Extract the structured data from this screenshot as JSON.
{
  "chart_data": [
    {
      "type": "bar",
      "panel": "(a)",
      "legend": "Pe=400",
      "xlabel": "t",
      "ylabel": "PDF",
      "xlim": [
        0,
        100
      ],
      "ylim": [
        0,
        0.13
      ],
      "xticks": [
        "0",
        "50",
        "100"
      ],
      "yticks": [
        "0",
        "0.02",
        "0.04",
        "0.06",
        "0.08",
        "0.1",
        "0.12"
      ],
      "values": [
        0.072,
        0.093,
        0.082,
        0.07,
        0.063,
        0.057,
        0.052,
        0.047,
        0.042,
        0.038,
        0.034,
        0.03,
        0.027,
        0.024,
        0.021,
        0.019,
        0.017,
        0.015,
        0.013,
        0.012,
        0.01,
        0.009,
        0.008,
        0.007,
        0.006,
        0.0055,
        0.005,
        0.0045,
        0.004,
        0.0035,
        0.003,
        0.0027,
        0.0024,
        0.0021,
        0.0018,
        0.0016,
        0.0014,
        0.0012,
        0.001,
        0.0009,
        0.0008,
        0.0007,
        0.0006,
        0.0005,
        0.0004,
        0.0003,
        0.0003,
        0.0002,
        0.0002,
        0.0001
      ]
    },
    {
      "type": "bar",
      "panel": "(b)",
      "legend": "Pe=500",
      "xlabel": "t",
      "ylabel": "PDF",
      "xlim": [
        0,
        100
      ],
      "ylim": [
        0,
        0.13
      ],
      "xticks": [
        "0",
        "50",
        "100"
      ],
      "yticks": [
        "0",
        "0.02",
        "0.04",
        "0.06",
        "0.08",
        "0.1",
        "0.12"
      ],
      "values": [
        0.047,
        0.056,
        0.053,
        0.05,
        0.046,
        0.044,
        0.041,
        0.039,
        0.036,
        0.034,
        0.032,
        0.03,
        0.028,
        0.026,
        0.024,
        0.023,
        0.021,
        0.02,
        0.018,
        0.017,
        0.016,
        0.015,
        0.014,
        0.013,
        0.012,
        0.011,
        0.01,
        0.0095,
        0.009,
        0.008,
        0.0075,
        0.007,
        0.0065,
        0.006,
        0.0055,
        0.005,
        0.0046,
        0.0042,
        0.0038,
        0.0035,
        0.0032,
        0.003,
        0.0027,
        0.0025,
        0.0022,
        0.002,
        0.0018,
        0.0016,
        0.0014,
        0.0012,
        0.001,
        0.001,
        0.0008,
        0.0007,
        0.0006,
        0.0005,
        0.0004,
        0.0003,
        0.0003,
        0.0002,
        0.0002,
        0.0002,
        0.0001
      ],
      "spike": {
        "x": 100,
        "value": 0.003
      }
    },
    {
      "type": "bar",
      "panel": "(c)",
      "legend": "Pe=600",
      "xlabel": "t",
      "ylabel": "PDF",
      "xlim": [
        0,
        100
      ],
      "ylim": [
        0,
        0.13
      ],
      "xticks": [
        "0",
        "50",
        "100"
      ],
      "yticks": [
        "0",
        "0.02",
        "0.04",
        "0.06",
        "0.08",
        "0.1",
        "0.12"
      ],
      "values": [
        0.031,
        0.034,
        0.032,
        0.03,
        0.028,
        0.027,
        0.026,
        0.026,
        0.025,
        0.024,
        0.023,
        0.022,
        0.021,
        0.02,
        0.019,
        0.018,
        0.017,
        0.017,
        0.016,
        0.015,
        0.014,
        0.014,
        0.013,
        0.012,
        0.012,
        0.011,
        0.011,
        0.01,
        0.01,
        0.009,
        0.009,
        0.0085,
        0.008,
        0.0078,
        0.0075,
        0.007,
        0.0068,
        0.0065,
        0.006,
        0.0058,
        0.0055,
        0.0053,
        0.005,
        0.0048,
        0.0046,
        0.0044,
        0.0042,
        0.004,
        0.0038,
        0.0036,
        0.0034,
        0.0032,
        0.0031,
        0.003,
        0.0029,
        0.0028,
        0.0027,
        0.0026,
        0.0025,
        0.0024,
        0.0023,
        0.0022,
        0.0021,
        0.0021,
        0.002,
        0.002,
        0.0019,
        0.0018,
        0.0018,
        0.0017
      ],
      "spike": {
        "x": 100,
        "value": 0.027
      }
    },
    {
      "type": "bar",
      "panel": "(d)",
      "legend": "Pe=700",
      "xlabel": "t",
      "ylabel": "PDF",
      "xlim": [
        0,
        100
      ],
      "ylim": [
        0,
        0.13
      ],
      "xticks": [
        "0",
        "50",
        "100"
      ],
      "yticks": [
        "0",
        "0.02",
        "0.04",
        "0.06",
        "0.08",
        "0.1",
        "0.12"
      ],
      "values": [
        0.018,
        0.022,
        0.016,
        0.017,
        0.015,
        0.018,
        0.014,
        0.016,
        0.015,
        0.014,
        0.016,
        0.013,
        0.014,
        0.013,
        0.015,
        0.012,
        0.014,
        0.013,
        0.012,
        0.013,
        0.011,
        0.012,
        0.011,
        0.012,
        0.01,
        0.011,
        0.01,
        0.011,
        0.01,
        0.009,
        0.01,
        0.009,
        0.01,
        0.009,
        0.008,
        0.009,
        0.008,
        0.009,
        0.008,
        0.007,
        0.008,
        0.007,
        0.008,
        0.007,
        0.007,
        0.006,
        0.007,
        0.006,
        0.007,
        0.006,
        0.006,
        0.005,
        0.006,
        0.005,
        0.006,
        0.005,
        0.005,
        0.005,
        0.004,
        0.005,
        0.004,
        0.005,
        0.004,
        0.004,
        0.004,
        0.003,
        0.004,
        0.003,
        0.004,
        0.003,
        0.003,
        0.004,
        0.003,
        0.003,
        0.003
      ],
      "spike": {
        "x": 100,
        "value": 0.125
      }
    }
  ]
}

※ ※ ※

**WORK TO DO**
Make an exact copy of the material above.

**FULL OUTPUT**
Extract the structured data from this screenshot as JSON.
{
  "chart_data": [
    {
      "type": "bar",
      "panel": "(a)",
      "legend": "Pe=400",
      "xlabel": "t",
      "ylabel": "PDF",
      "xlim": [
        0,
        100
      ],
      "ylim": [
        0,
        0.13
      ],
      "xticks": [
        "0",
        "50",
        "100"
      ],
      "yticks": [
        "0",
        "0.02",
        "0.04",
        "0.06",
        "0.08",
        "0.1",
        "0.12"
      ],
      "values": [
        0.072,
        0.093,
        0.082,
        0.07,
        0.063,
        0.057,
        0.052,
        0.047,
        0.042,
        0.038,
        0.034,
        0.03,
        0.027,
        0.024,
        0.021,
        0.019,
        0.017,
        0.015,
        0.013,
        0.012,
        0.01,
        0.009,
        0.008,
        0.007,
        0.006,
        0.0055,
        0.005,
        0.0045,
        0.004,
        0.0035,
        0.003,
        0.0027,
        0.0024,
        0.0021,
        0.0018,
        0.0016,
        0.0014,
        0.0012,
        0.001,
        0.0009,
        0.0008,
        0.0007,
        0.0006,
        0.0005,
        0.0004,
        0.0003,
        0.0003,
        0.0002,
        0.0002,
        0.0001
      ]
    },
    {
      "type": "bar",
      "panel": "(b)",
      "legend": "Pe=500",
      "xlabel": "t",
      "ylabel": "PDF",
      "xlim": [
        0,
        100
      ],
      "ylim": [
        0,
        0.13
      ],
      "xticks": [
        "0",
        "50",
        "100"
      ],
      "yticks": [
        "0",
        "0.02",
        "0.04",
        "0.06",
        "0.08",
        "0.1",
        "0.12"
      ],
      "values": [
        0.047,
        0.056,
        0.053,
        0.05,
        0.046,
        0.044,
        0.041,
        0.039,
        0.036,
        0.034,
        0.032,
        0.03,
        0.028,
        0.026,
        0.024,
        0.023,
        0.021,
        0.02,
        0.018,
        0.017,
        0.016,
        0.015,
        0.014,
        0.013,
        0.012,
        0.011,
        0.01,
        0.0095,
        0.009,
        0.008,
        0.0075,
        0.007,
        0.0065,
        0.006,
        0.0055,
        0.005,
        0.0046,
        0.0042,
        0.0038,
        0.0035,
        0.0032,
        0.003,
        0.0027,
        0.0025,
        0.0022,
        0.002,
        0.0018,
        0.0016,
        0.0014,
        0.0012,
        0.001,
        0.001,
        0.0008,
        0.0007,
        0.0006,
        0.0005,
        0.0004,
        0.0003,
        0.0003,
        0.0002,
        0.0002,
        0.0002,
        0.0001
      ],
      "spike": {
        "x": 100,
        "value": 0.003
      }
    },
    {
      "type": "bar",
      "panel": "(c)",
      "legend": "Pe=600",
      "xlabel": "t",
      "ylabel": "PDF",
      "xlim": [
        0,
        100
      ],
      "ylim": [
        0,
        0.13
      ],
      "xticks": [
        "0",
        "50",
        "100"
      ],
      "yticks": [
        "0",
        "0.02",
        "0.04",
        "0.06",
        "0.08",
        "0.1",
        "0.12"
      ],
      "values": [
        0.031,
        0.034,
        0.032,
        0.03,
        0.028,
        0.027,
        0.026,
        0.026,
        0.025,
        0.024,
        0.023,
        0.022,
        0.021,
        0.02,
        0.019,
        0.018,
        0.017,
        0.017,
        0.016,
        0.015,
        0.014,
        0.014,
        0.013,
        0.012,
        0.012,
        0.011,
        0.011,
        0.01,
        0.01,
        0.009,
        0.009,
        0.0085,
        0.008,
        0.0078,
        0.0075,
        0.007,
        0.0068,
        0.0065,
        0.006,
        0.0058,
        0.0055,
        0.0053,
        0.005,
        0.0048,
        0.0046,
        0.0044,
        0.0042,
        0.004,
        0.0038,
        0.0036,
        0.0034,
        0.0032,
        0.0031,
        0.003,
        0.0029,
        0.0028,
        0.0027,
        0.0026,
        0.0025,
        0.0024,
        0.0023,
        0.0022,
        0.0021,
        0.0021,
        0.002,
        0.002,
        0.0019,
        0.0018,
        0.0018,
        0.0017
      ],
      "spike": {
        "x": 100,
        "value": 0.027
      }
    },
    {
      "type": "bar",
      "panel": "(d)",
      "legend": "Pe=700",
      "xlabel": "t",
      "ylabel": "PDF",
      "xlim": [
        0,
        100
      ],
      "ylim": [
        0,
        0.13
      ],
      "xticks": [
        "0",
        "50",
        "100"
      ],
      "yticks": [
        "0",
        "0.02",
        "0.04",
        "0.06",
        "0.08",
        "0.1",
        "0.12"
      ],
      "values": [
        0.018,
        0.022,
        0.016,
        0.017,
        0.015,
        0.018,
        0.014,
        0.016,
        0.015,
        0.014,
        0.016,
        0.013,
        0.014,
        0.013,
        0.015,
        0.012,
        0.014,
        0.013,
        0.012,
        0.013,
        0.011,
        0.012,
        0.011,
        0.012,
        0.01,
        0.011,
        0.01,
        0.011,
        0.01,
        0.009,
        0.01,
        0.009,
        0.01,
        0.009,
        0.008,
        0.009,
        0.008,
        0.009,
        0.008,
        0.007,
        0.008,
        0.007,
        0.008,
        0.007,
        0.007,
        0.006,
        0.007,
        0.006,
        0.007,
        0.006,
        0.006,
        0.005,
        0.006,
        0.005,
        0.006,
        0.005,
        0.005,
        0.005,
        0.004,
        0.005,
        0.004,
        0.005,
        0.004,
        0.004,
        0.004,
        0.003,
        0.004,
        0.003,
        0.004,
        0.003,
        0.003,
        0.004,
        0.003,
        0.003,
        0.003
      ],
      "spike": {
        "x": 100,
        "value": 0.125
      }
    }
  ]
}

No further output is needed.